The task:
Which lines of the records contain "with"? Collect every one of them.

Collected data:
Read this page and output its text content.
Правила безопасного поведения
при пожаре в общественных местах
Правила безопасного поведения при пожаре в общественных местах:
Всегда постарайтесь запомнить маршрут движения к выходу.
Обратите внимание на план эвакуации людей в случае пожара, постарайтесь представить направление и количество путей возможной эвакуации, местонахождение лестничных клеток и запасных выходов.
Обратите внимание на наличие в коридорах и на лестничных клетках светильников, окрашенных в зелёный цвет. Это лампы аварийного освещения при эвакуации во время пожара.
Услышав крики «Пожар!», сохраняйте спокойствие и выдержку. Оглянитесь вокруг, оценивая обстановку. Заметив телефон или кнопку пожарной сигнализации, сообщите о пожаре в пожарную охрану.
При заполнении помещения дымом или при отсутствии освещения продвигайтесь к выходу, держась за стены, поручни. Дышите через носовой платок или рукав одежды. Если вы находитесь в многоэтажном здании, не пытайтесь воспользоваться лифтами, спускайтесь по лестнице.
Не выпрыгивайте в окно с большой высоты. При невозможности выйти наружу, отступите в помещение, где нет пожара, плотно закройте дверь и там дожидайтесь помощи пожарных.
...
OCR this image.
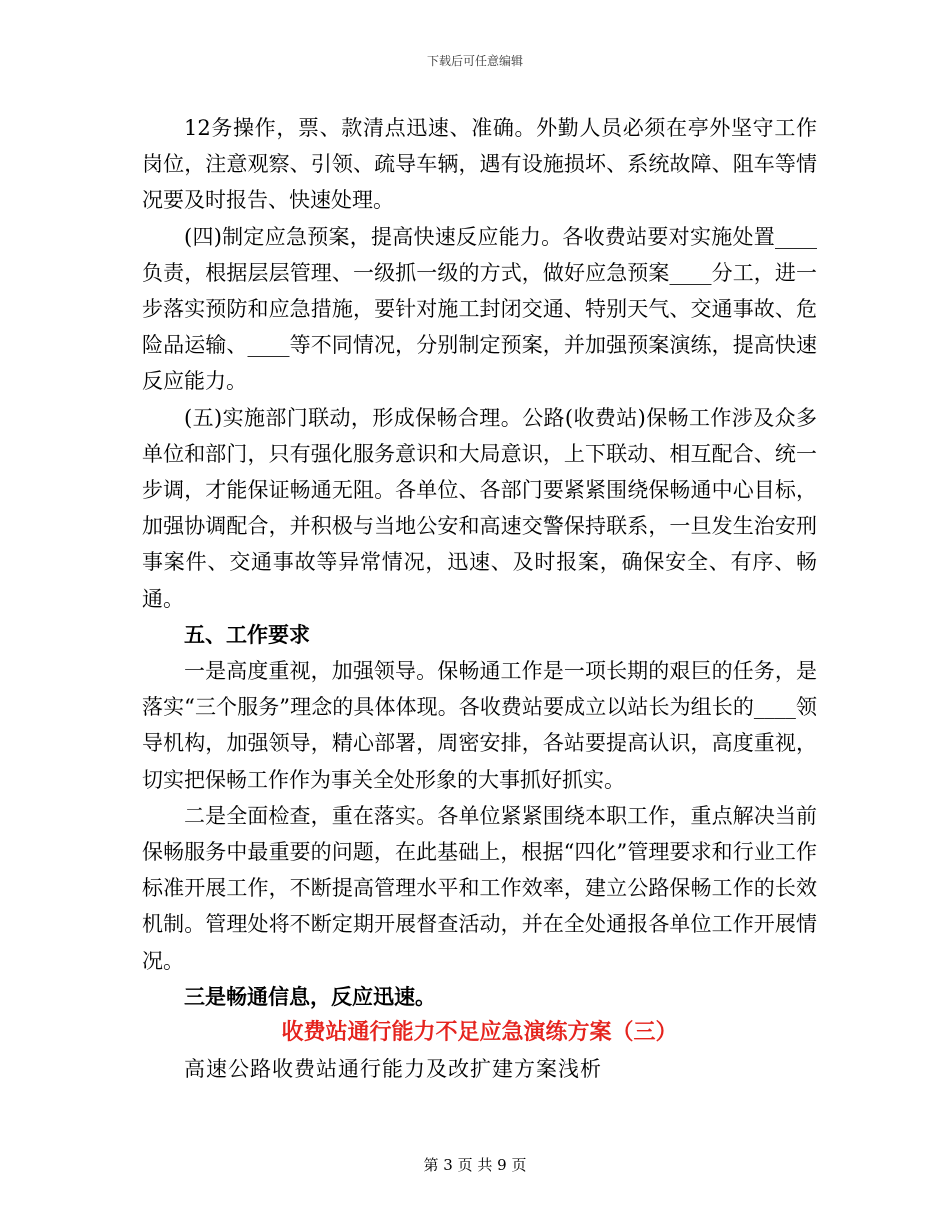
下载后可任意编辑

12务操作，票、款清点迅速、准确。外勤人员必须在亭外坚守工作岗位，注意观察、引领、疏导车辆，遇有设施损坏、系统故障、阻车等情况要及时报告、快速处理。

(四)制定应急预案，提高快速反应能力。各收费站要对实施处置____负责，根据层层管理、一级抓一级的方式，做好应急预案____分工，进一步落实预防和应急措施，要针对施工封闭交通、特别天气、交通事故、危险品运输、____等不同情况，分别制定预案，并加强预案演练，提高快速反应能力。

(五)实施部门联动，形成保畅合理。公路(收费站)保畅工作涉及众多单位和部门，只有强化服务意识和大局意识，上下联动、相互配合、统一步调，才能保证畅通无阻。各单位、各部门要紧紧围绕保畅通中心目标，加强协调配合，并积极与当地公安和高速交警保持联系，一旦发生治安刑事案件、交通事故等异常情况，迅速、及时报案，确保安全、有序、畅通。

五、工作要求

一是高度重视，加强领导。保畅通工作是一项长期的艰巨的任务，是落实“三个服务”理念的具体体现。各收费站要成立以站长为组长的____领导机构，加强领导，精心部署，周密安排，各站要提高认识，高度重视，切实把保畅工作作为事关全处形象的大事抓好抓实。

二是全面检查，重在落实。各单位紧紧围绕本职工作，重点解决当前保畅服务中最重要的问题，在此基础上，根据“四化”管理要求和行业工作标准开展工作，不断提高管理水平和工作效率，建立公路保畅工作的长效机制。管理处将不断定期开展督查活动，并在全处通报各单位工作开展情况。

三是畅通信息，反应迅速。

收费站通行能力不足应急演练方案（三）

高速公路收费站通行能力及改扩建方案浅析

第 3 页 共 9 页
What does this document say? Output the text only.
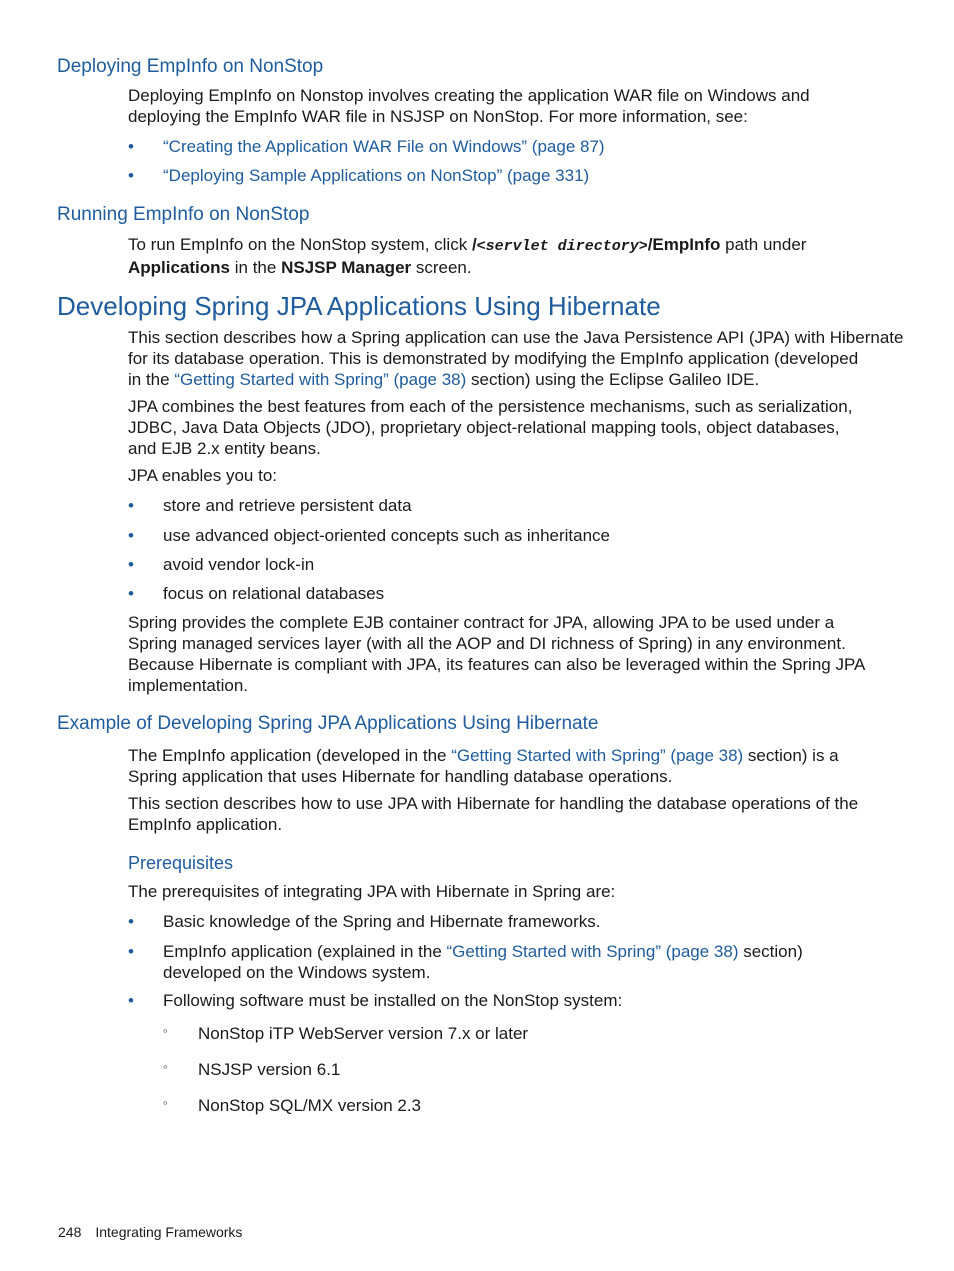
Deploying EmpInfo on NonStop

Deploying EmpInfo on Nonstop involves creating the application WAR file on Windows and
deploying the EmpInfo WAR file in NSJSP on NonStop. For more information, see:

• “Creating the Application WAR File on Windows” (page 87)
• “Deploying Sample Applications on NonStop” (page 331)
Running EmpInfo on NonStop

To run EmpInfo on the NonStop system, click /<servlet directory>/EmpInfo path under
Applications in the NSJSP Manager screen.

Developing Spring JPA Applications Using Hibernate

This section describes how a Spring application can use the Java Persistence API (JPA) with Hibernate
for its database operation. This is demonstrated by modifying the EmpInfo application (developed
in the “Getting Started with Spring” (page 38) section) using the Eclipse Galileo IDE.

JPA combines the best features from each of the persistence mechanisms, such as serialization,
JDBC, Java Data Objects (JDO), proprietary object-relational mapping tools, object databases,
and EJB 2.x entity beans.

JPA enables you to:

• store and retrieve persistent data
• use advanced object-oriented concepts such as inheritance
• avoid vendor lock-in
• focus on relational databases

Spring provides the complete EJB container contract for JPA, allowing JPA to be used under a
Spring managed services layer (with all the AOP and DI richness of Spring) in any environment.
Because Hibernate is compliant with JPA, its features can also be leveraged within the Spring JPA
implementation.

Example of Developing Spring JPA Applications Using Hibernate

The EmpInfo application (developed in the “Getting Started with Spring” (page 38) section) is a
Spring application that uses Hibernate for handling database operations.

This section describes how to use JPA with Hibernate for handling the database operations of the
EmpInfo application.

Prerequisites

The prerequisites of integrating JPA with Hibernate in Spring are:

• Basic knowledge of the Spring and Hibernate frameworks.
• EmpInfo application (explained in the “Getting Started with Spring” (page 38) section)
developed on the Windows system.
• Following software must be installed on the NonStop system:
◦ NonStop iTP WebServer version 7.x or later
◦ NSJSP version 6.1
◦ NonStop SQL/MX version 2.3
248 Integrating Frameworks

Answer to the task:
This section describes how a Spring application can use the Java Persistence API (JPA) with Hibernate
in the “Getting Started with Spring” (page 38) section) using the Eclipse Galileo IDE.
Spring managed services layer (with all the AOP and DI richness of Spring) in any environment.
Because Hibernate is compliant with JPA, its features can also be leveraged within the Spring JPA
The EmpInfo application (developed in the “Getting Started with Spring” (page 38) section) is a
This section describes how to use JPA with Hibernate for handling the database operations of the
The prerequisites of integrating JPA with Hibernate in Spring are:
• EmpInfo application (explained in the “Getting Started with Spring” (page 38) section)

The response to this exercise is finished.